----- TEXTO APRESENTADO -----

Onde é que está presente no nosso país?

Pode ser encontrada em todo o território nacional, sobretudo nas margens dos rios ou nas barragens. São peixes que nadam em pequenos cardumes, relativamente cabeçudos, e conseguem-se ver bem duas manchas na cabeça que correspondem aos olhos. Mas esta é uma espécie que se encontra apenas em rios com águas mais paradas, é raro ocorrer em rios de montanha.

Foto: Wiki Commons

Mas qual é o problema com a gambúsia?

A introdução deste pequeno peixe teve como objetivo controlar a malária através da predação das larvas de mosquito. Entretanto a doença acabou por desaparecer devido à aplicação de pesticidas e também à melhoria da rede de esgotos nas vilas e aldeias. Mas esta espécie, que permaneceu no país, é altamente agressiva.

Por um lado, porque ataca os peixes que se encontram nos habitats mais lênticos – ambientes de águas de pouca movimentação como lagos ou charcos – e pode afastá-los para áreas menos apropriadas à sua sobrevivência. Para além de serem ótimas competidoras por espaço, as gambúsias são muito vorazes, comendo muito eficazmente o alimento, e são de uma forma geral insaciáveis. Tudo isto faz com que alguns dos peixes nativos, sobretudo os juvenis, tenham menor sobrevivência.

-----

## O QUE SE PEDE
Retome o texto sobre a gambúsia e continue-o a partir da última frase.

----- MATERIAL FORNECIDO -----

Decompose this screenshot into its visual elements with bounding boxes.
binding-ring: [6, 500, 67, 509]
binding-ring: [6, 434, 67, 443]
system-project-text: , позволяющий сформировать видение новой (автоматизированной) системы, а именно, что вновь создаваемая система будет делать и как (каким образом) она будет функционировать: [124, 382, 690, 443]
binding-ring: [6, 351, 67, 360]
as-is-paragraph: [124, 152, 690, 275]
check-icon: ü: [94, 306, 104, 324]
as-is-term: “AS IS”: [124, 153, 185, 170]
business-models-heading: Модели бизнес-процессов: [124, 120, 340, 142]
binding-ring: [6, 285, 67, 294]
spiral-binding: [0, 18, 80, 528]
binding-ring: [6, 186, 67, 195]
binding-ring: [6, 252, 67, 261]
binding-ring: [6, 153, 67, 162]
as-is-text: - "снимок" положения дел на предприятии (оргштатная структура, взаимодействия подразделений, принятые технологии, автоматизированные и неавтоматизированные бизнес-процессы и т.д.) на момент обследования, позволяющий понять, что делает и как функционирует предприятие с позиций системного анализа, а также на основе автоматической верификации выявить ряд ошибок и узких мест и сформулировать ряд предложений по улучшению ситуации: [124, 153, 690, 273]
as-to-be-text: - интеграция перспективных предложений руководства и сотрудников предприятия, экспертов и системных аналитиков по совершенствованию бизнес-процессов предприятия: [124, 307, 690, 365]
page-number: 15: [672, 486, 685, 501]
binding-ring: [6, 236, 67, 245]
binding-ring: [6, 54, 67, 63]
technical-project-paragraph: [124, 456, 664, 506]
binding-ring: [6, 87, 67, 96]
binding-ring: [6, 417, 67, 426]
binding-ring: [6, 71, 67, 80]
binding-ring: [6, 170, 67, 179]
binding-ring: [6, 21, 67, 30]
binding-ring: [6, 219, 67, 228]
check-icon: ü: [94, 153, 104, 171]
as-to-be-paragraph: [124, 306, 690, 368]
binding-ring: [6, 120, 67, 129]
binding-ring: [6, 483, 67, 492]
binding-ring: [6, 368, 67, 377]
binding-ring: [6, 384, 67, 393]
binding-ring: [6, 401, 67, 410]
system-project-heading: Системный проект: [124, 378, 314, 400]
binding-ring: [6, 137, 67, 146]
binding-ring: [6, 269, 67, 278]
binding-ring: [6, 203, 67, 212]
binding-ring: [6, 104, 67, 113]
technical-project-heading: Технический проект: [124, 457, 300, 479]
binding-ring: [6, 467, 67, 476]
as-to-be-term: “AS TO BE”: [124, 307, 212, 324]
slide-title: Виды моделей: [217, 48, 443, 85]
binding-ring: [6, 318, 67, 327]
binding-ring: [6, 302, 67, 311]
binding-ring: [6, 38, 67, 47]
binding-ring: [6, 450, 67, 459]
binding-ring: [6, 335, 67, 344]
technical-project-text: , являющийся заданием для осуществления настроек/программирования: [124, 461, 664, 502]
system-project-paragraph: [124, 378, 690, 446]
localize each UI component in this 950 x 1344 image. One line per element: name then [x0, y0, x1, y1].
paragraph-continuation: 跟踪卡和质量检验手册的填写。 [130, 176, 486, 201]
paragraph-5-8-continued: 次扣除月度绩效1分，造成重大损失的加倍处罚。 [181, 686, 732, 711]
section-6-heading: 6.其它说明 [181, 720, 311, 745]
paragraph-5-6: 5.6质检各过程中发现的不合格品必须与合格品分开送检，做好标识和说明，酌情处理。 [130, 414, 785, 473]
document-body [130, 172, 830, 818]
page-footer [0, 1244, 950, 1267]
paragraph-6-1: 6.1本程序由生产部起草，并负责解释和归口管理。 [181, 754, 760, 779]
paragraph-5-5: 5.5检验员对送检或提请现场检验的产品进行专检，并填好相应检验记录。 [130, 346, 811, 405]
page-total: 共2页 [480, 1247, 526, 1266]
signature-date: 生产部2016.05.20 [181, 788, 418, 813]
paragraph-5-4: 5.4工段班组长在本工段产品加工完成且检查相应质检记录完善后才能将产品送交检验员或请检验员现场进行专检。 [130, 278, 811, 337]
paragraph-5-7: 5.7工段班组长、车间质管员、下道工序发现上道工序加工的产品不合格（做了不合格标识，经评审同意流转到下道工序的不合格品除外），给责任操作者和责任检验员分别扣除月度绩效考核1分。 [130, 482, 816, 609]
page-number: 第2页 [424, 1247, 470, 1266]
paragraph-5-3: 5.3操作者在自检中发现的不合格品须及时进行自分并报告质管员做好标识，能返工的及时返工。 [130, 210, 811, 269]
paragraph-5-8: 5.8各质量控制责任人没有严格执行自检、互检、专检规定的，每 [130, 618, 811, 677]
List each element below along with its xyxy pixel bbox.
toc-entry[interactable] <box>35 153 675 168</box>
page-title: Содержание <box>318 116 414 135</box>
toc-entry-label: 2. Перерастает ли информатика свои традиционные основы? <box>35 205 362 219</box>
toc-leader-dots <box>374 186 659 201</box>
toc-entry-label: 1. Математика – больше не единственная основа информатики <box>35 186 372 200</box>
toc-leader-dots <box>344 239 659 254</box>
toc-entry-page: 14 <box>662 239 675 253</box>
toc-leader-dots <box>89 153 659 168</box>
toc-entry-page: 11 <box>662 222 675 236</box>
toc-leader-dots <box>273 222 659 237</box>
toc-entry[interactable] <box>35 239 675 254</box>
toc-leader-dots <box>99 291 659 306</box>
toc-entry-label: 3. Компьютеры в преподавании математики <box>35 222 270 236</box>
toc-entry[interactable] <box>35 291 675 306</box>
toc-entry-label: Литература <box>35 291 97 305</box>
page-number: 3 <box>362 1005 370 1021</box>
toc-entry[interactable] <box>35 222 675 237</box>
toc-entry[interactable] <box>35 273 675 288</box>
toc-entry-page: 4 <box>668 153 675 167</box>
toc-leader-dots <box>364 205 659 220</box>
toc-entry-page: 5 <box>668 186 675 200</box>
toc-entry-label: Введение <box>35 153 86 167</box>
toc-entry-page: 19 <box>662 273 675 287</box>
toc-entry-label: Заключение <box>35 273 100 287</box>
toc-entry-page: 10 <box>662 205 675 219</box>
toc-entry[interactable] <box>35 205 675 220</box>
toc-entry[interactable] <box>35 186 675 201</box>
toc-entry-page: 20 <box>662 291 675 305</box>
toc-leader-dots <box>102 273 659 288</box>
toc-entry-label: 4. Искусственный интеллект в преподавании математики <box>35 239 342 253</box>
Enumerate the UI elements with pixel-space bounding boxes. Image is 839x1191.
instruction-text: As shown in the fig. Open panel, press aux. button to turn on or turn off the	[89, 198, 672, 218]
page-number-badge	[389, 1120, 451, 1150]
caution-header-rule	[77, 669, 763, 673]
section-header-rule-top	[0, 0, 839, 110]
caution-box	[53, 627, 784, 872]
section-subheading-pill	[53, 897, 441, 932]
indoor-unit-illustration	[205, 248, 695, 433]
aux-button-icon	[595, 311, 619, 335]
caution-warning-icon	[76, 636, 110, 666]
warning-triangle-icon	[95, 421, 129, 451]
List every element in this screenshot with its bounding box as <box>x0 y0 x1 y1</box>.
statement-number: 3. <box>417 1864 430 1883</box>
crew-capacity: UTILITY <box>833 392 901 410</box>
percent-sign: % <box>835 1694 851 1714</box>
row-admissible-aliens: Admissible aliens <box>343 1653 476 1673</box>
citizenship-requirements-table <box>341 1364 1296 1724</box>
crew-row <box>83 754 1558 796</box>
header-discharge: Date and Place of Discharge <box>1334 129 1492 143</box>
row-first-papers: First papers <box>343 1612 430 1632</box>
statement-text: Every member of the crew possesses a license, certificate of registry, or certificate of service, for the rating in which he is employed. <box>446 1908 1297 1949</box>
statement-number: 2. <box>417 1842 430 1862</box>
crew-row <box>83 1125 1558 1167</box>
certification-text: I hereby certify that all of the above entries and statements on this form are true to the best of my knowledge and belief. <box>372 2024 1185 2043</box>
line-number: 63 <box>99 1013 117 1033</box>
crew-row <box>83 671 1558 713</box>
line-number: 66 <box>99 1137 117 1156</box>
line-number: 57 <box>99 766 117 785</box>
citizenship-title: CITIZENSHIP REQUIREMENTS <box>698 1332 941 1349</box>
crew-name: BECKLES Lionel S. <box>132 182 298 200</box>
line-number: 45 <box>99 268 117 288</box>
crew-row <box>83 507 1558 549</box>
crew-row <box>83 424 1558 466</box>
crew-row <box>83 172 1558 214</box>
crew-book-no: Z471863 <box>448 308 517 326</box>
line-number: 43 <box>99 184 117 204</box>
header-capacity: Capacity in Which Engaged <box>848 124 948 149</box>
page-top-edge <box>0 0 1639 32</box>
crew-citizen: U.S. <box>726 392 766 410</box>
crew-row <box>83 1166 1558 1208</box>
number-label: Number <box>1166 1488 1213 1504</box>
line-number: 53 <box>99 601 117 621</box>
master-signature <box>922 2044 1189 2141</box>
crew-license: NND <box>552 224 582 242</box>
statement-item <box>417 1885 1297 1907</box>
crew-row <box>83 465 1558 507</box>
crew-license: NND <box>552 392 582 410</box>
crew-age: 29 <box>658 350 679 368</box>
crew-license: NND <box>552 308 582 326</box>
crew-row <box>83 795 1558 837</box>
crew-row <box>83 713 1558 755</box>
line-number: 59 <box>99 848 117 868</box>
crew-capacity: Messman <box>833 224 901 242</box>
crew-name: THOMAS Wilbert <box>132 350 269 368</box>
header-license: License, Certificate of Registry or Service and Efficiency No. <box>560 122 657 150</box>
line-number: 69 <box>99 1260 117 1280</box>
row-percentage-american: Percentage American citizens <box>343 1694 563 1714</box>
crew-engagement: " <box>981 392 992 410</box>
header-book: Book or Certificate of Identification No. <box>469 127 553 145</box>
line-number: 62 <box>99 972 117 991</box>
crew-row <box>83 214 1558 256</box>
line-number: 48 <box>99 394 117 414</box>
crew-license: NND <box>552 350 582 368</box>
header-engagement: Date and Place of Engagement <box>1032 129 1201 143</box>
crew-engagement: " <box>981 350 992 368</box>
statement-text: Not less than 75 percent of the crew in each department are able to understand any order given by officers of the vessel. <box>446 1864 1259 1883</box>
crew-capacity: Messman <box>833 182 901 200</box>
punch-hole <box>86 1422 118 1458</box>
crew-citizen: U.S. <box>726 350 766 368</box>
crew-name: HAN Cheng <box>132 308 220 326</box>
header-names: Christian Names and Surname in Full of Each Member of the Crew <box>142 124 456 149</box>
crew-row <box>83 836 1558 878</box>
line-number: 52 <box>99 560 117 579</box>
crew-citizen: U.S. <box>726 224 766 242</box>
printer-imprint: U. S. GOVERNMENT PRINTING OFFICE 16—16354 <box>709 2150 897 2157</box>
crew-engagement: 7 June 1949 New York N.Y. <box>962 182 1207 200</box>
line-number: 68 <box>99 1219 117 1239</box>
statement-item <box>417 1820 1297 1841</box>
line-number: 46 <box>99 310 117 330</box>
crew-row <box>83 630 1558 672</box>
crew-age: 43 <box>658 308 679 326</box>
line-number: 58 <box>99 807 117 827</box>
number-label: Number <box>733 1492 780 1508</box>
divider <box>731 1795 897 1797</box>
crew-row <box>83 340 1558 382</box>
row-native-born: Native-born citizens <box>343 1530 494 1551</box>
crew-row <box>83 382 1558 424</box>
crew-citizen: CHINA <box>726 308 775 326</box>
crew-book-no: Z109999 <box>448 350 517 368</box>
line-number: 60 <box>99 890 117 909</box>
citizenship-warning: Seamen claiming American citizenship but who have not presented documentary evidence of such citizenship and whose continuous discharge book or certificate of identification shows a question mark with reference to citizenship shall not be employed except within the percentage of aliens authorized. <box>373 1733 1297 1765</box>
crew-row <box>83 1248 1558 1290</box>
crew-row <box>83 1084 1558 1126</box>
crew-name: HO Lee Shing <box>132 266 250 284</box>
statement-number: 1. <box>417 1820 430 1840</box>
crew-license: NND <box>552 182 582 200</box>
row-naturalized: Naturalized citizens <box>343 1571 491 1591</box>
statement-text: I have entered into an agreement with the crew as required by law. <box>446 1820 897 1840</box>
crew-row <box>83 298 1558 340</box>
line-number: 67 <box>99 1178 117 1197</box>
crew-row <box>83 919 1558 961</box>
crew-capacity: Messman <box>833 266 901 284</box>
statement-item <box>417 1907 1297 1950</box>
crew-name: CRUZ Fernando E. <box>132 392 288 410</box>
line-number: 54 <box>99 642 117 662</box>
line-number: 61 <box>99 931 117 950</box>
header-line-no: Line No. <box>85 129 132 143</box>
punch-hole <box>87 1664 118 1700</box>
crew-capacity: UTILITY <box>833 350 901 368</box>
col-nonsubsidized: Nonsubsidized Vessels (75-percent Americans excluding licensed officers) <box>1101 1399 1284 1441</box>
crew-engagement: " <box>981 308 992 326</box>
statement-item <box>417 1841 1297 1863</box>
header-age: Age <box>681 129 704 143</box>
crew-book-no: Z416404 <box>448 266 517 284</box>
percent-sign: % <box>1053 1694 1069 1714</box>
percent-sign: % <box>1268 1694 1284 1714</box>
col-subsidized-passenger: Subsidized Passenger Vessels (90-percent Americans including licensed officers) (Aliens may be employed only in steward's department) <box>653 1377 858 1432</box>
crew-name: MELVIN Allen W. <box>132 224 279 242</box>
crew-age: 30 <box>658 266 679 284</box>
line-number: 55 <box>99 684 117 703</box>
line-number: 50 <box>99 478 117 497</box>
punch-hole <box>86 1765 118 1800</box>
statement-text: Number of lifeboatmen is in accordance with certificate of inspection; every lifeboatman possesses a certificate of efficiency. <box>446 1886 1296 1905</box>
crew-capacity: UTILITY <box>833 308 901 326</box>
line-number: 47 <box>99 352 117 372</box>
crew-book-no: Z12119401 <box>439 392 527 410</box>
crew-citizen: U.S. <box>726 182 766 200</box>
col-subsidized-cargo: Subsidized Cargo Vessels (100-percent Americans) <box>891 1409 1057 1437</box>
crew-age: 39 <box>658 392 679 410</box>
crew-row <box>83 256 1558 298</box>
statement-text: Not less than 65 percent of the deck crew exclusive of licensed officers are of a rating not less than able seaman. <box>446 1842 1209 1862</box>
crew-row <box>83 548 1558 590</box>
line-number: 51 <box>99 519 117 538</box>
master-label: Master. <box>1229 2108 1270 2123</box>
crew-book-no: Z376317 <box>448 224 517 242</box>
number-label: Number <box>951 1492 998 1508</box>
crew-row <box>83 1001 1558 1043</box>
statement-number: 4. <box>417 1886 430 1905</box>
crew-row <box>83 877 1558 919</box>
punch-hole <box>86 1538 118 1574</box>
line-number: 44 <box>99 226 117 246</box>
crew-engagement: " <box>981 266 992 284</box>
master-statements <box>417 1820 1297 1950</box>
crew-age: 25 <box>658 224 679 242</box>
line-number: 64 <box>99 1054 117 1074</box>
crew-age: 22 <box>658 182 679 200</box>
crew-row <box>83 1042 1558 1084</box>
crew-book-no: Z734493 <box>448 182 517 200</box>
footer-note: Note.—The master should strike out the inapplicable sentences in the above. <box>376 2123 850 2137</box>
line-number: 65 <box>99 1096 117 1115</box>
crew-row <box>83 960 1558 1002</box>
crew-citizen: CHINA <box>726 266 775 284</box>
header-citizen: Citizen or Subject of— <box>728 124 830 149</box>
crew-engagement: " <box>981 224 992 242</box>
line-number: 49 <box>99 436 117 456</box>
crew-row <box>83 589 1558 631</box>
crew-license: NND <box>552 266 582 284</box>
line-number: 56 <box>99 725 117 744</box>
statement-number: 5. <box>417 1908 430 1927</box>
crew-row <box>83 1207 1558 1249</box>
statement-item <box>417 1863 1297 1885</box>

-----

## RESPOSTA FINAL
Por outro lado, alimenta-se preferencialmente de zooplâncton – animais microscópios que vivem na coluna de água – o que reduz a abundância deste nos rios e barragens. Como o zooplâncton controla a biomassa de fitoplâncton (algas), a maior predação exercida pela gambúsia tem como consequência a diminuição do zooplâncton e uma perda da qualidade da água das barragens e rios devido ao aumento de fitoplâncton. Com frequência, aliás, isto faz com que a água das barragens se torne verde.

Há medidas possíveis para controlar ou erradicar as populações desta espécie? 

Não é possível erradicar as populações de gambúsia por vários motivos: têm uma elevada fecundidade, são tolerantes a uma grande variedade de condições ambientais e também oportunistas em relação à disponibilidade de alimentos. Por isso, a melhor forma de evitar os impactos deste invasor é mesmo prevenir a sua introdução em sistemas aquáticos onde ainda não ocorre – como acontece também na amêijoa-japonesa, por exemplo.

Outro facto que impede a erradicação da espécie é que está hoje amplamente espalhada por todo o território português, sendo extremamente abundante nalguns locais. Até pode ser possível controlar as populações de gambúsia, mas isso terá de ser realizado a nível local e requer um esforço continuado.  

Então, que cuidados podemos ter ?

O importante é que as pessoas deixem de introduzir esta espécie nos poços e nos lagos que têm em casa. É preferível que não o façam, uma vez que isso pode contribuir para a sua dispersão para as ribeiras e rios mais próximos.

Fêmea de gambúsia. Foto: Robert Aguilar, Smithsonian Environmental Research Center

E qual é a situação noutros sítios do mundo onde é invasora?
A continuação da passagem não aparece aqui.